THE EXERCISE: Reproduce all entries verbatim, with nothing added or dropped.

SUPPLIED DATA:
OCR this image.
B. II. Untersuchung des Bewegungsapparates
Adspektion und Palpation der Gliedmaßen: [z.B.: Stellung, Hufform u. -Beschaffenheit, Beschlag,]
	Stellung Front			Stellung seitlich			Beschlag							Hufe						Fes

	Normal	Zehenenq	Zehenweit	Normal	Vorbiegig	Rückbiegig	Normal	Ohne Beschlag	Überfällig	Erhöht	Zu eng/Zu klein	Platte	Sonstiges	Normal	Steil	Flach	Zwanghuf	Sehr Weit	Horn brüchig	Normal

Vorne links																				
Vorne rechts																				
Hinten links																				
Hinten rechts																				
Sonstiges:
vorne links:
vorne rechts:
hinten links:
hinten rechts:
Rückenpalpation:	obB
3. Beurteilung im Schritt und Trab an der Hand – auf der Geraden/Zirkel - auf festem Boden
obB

EXERCISE RESPONSE:
OCR this image.
B. II. Untersuchung des Bewegungsapparates
Adspektion und Palpation der Gliedmaßen: [z.B.: Stellung, Hufform u. -Beschaffenheit, Beschlag,]
	Stellung Front			Stellung seitlich			Beschlag							Hufe						Fes

	Normal	Zehenenq	Zehenweit	Normal	Vorbiegig	Rückbiegig	Normal	Ohne Beschlag	Überfällig	Erhöht	Zu eng/Zu klein	Platte	Sonstiges	Normal	Steil	Flach	Zwanghuf	Sehr Weit	Horn brüchig	Normal

Vorne links																				
Vorne rechts																				
Hinten links																				
Hinten rechts																				
Sonstiges:
vorne links:
vorne rechts:
hinten links:
hinten rechts:
Rückenpalpation:	obB
3. Beurteilung im Schritt und Trab an der Hand – auf der Geraden/Zirkel - auf festem Boden
obB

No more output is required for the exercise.